##### Given data

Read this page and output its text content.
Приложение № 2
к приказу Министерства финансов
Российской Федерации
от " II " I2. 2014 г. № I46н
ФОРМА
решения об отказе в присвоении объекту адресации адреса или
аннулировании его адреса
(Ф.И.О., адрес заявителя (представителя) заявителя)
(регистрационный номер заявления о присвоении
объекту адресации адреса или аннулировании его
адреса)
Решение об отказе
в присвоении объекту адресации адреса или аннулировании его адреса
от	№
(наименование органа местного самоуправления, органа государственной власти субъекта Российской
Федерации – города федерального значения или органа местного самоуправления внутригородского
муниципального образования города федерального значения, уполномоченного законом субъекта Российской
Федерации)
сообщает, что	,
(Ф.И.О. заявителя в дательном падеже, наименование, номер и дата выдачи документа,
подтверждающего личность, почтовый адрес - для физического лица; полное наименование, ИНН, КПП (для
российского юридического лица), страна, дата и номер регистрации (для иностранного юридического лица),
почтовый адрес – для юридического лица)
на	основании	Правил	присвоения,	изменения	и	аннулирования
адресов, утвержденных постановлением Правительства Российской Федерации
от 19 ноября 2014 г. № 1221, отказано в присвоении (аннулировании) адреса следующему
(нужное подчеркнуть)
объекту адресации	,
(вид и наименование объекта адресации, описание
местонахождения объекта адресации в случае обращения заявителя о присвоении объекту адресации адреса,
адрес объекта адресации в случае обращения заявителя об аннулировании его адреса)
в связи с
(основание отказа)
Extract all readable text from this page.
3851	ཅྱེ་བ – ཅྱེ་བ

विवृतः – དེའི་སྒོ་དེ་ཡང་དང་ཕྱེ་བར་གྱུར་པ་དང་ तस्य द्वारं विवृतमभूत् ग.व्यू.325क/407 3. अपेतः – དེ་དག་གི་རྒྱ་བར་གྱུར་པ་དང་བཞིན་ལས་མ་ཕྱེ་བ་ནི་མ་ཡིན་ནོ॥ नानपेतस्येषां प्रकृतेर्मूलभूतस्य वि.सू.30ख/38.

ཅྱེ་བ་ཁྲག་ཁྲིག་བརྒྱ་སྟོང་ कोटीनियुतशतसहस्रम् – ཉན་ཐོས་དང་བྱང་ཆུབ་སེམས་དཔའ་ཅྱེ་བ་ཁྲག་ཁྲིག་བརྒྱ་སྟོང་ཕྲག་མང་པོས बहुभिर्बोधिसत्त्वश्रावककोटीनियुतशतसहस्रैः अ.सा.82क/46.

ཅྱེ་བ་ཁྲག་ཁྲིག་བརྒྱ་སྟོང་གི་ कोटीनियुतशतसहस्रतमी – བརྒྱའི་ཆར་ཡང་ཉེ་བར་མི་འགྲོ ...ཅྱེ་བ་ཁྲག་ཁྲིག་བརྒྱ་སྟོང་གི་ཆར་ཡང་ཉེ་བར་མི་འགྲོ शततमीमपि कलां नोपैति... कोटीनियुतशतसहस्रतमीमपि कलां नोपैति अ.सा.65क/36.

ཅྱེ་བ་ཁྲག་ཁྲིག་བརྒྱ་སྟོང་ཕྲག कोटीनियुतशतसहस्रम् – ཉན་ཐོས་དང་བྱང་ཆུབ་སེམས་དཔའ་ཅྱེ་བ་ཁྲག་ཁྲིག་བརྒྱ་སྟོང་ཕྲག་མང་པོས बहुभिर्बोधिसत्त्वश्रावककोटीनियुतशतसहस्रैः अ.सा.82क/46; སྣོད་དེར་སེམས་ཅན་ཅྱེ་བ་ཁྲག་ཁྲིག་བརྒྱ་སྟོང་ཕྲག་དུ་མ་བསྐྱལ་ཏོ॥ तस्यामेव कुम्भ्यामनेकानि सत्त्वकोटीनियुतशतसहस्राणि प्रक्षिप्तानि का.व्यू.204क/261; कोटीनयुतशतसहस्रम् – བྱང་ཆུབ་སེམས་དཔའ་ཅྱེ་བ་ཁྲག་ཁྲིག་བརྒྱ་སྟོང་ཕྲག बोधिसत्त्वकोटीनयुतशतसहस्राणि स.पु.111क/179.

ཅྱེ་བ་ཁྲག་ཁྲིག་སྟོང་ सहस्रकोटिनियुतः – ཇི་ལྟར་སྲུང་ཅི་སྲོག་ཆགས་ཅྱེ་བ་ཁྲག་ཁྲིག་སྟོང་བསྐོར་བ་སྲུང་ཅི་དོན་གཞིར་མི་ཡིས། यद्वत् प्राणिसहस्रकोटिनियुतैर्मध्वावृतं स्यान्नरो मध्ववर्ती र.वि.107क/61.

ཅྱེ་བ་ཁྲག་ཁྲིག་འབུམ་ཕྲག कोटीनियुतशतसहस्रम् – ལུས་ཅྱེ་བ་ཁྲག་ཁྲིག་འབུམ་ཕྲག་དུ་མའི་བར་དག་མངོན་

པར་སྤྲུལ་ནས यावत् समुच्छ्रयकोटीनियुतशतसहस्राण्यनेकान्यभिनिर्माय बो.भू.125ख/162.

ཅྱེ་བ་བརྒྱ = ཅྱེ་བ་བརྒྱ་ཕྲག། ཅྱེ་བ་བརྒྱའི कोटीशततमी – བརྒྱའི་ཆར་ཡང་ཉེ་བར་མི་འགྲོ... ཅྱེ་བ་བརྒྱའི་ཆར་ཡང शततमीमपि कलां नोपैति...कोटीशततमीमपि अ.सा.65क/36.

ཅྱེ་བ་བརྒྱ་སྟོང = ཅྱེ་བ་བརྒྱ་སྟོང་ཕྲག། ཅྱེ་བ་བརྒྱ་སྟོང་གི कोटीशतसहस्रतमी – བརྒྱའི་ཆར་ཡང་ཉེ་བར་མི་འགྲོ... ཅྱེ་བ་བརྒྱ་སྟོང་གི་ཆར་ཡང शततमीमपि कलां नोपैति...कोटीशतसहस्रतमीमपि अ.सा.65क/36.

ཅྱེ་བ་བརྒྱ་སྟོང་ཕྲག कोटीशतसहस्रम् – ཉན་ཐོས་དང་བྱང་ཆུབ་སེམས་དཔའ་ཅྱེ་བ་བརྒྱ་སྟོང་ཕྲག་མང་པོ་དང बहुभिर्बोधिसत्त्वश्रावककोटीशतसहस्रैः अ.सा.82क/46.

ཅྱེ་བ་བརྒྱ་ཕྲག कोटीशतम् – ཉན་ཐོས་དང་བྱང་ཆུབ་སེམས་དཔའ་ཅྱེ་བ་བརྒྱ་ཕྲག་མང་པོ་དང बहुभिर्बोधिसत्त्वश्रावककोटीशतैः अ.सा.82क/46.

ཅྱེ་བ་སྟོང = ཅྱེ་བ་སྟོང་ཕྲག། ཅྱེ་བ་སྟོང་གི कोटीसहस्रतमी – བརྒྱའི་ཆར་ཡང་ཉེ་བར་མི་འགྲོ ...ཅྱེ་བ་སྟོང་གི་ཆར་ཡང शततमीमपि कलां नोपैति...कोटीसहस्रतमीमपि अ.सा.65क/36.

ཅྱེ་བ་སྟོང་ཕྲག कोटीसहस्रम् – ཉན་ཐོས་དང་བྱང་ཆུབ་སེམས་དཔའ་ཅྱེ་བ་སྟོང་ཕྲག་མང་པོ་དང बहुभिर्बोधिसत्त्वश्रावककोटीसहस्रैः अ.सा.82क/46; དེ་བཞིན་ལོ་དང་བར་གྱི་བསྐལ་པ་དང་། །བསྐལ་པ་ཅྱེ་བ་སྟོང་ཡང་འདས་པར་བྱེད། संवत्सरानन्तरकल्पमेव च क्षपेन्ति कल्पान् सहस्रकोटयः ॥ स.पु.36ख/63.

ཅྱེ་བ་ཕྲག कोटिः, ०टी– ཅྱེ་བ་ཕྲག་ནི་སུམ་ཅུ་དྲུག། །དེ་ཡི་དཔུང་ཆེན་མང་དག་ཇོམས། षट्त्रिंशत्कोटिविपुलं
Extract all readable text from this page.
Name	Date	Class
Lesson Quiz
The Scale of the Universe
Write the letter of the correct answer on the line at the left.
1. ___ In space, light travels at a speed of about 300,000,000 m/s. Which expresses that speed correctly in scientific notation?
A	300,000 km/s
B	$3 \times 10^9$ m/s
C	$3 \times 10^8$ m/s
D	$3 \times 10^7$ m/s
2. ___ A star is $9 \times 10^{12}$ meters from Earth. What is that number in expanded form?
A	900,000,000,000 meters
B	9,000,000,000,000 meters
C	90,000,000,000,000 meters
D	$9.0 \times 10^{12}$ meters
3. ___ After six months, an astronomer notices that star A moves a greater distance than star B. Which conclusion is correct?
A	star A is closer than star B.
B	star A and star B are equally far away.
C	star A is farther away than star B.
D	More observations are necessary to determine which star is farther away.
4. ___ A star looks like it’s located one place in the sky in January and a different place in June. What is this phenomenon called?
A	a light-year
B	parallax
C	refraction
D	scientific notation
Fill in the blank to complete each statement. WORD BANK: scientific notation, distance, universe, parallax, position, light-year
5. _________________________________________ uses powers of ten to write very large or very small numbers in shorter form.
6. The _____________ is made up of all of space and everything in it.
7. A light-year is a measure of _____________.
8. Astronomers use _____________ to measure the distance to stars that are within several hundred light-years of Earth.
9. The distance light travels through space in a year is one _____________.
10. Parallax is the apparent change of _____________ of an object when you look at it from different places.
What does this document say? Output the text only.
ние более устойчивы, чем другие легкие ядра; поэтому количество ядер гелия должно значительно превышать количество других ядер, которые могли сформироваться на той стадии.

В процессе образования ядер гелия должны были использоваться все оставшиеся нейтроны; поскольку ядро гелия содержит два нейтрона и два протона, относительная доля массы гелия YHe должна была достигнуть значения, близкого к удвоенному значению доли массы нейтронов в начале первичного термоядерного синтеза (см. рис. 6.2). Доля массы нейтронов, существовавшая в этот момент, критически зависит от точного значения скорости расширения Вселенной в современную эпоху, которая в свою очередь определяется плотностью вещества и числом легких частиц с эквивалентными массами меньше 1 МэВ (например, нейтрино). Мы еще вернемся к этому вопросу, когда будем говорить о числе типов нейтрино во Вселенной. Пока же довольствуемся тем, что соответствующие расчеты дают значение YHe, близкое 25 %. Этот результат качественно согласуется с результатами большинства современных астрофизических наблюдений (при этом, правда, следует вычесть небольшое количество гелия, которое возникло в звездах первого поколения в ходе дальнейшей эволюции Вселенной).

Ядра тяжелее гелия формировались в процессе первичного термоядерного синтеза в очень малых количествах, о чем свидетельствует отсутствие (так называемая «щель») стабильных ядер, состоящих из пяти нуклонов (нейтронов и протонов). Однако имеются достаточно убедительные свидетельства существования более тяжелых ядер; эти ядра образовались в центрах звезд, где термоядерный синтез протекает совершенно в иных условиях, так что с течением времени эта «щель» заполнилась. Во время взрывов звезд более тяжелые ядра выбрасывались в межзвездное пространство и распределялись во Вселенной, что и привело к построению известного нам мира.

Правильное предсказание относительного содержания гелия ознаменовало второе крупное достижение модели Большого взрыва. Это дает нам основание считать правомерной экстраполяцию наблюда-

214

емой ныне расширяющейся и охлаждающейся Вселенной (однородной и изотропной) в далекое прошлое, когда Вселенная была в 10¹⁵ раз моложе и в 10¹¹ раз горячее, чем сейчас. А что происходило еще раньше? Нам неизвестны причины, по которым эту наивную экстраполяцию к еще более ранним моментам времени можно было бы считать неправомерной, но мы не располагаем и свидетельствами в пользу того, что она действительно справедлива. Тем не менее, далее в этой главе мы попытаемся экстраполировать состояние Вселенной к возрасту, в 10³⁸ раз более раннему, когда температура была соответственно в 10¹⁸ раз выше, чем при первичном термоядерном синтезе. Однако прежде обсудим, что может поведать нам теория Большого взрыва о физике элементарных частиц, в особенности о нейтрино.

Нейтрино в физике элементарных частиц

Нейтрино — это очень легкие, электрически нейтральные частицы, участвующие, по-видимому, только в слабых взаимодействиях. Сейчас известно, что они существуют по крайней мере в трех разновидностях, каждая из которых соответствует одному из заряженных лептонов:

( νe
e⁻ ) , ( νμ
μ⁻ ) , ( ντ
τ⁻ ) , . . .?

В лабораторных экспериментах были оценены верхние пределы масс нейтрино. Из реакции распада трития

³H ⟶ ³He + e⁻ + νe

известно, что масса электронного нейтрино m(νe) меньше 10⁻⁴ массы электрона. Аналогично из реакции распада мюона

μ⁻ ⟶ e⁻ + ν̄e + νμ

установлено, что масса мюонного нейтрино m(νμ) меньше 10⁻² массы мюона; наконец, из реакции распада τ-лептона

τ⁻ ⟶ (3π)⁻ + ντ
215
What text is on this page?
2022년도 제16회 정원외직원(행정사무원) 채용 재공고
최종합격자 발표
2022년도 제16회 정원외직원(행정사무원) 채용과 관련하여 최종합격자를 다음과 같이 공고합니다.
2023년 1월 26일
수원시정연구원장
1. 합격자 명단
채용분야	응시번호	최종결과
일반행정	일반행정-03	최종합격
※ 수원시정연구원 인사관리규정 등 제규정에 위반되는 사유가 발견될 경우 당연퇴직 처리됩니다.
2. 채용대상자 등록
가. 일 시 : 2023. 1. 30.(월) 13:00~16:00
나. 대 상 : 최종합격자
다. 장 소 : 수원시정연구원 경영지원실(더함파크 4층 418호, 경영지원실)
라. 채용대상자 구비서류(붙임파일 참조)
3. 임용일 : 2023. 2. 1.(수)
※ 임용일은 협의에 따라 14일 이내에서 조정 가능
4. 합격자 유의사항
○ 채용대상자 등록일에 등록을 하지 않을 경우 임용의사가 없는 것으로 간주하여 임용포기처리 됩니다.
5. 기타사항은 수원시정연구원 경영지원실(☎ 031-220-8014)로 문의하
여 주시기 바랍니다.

##########

* **What is expected**: Work out how many lines in the records above hold the string "शततम", then give only that count.

* **Written response**: 4